STATED EXERCISE —
Retype all of the data. Every line must match exactly.

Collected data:
^^^^^^^^

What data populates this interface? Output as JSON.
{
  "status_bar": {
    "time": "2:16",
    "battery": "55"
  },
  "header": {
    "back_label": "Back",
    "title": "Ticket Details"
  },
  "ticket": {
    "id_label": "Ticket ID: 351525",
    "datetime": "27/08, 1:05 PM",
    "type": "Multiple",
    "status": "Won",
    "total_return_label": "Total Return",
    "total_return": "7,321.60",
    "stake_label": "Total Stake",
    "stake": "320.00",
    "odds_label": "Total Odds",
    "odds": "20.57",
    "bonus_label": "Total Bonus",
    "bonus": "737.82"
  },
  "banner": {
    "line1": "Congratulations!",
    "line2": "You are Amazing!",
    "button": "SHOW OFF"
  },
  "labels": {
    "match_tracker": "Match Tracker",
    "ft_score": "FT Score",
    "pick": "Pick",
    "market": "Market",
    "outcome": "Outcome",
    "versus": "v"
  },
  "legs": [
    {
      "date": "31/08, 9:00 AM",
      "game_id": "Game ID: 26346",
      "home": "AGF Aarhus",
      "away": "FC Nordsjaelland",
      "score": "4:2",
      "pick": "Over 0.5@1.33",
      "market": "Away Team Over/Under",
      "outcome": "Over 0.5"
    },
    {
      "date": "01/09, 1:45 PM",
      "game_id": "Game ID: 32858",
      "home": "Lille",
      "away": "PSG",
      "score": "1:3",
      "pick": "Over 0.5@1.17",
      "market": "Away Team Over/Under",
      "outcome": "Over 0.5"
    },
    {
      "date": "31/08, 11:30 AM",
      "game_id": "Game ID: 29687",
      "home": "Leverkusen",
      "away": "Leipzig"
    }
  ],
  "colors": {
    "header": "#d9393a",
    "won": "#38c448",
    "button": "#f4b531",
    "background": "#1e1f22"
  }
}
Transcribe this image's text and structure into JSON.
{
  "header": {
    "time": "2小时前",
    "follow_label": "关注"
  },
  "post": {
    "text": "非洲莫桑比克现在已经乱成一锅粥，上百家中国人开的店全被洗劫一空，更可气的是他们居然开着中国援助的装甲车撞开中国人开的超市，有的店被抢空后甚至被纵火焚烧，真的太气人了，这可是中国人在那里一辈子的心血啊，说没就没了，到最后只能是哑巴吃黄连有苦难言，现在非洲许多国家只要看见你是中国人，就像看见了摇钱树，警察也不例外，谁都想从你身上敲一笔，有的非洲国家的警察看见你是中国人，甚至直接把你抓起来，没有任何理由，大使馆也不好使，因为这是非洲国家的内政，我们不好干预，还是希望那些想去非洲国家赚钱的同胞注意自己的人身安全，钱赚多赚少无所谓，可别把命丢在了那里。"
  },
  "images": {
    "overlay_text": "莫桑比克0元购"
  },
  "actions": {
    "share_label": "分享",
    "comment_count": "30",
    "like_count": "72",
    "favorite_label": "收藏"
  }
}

^^^^^^^^

EXERCISE RESPONSE —
What data populates this interface? Output as JSON.
{
  "status_bar": {
    "time": "2:16",
    "battery": "55"
  },
  "header": {
    "back_label": "Back",
    "title": "Ticket Details"
  },
  "ticket": {
    "id_label": "Ticket ID: 351525",
    "datetime": "27/08, 1:05 PM",
    "type": "Multiple",
    "status": "Won",
    "total_return_label": "Total Return",
    "total_return": "7,321.60",
    "stake_label": "Total Stake",
    "stake": "320.00",
    "odds_label": "Total Odds",
    "odds": "20.57",
    "bonus_label": "Total Bonus",
    "bonus": "737.82"
  },
  "banner": {
    "line1": "Congratulations!",
    "line2": "You are Amazing!",
    "button": "SHOW OFF"
  },
  "labels": {
    "match_tracker": "Match Tracker",
    "ft_score": "FT Score",
    "pick": "Pick",
    "market": "Market",
    "outcome": "Outcome",
    "versus": "v"
  },
  "legs": [
    {
      "date": "31/08, 9:00 AM",
      "game_id": "Game ID: 26346",
      "home": "AGF Aarhus",
      "away": "FC Nordsjaelland",
      "score": "4:2",
      "pick": "Over 0.5@1.33",
      "market": "Away Team Over/Under",
      "outcome": "Over 0.5"
    },
    {
      "date": "01/09, 1:45 PM",
      "game_id": "Game ID: 32858",
      "home": "Lille",
      "away": "PSG",
      "score": "1:3",
      "pick": "Over 0.5@1.17",
      "market": "Away Team Over/Under",
      "outcome": "Over 0.5"
    },
    {
      "date": "31/08, 11:30 AM",
      "game_id": "Game ID: 29687",
      "home": "Leverkusen",
      "away": "Leipzig"
    }
  ],
  "colors": {
    "header": "#d9393a",
    "won": "#38c448",
    "button": "#f4b531",
    "background": "#1e1f22"
  }
}
Transcribe this image's text and structure into JSON.
{
  "header": {
    "time": "2小时前",
    "follow_label": "关注"
  },
  "post": {
    "text": "非洲莫桑比克现在已经乱成一锅粥，上百家中国人开的店全被洗劫一空，更可气的是他们居然开着中国援助的装甲车撞开中国人开的超市，有的店被抢空后甚至被纵火焚烧，真的太气人了，这可是中国人在那里一辈子的心血啊，说没就没了，到最后只能是哑巴吃黄连有苦难言，现在非洲许多国家只要看见你是中国人，就像看见了摇钱树，警察也不例外，谁都想从你身上敲一笔，有的非洲国家的警察看见你是中国人，甚至直接把你抓起来，没有任何理由，大使馆也不好使，因为这是非洲国家的内政，我们不好干预，还是希望那些想去非洲国家赚钱的同胞注意自己的人身安全，钱赚多赚少无所谓，可别把命丢在了那里。"
  },
  "images": {
    "overlay_text": "莫桑比克0元购"
  },
  "actions": {
    "share_label": "分享",
    "comment_count": "30",
    "like_count": "72",
    "favorite_label": "收藏"
  }
}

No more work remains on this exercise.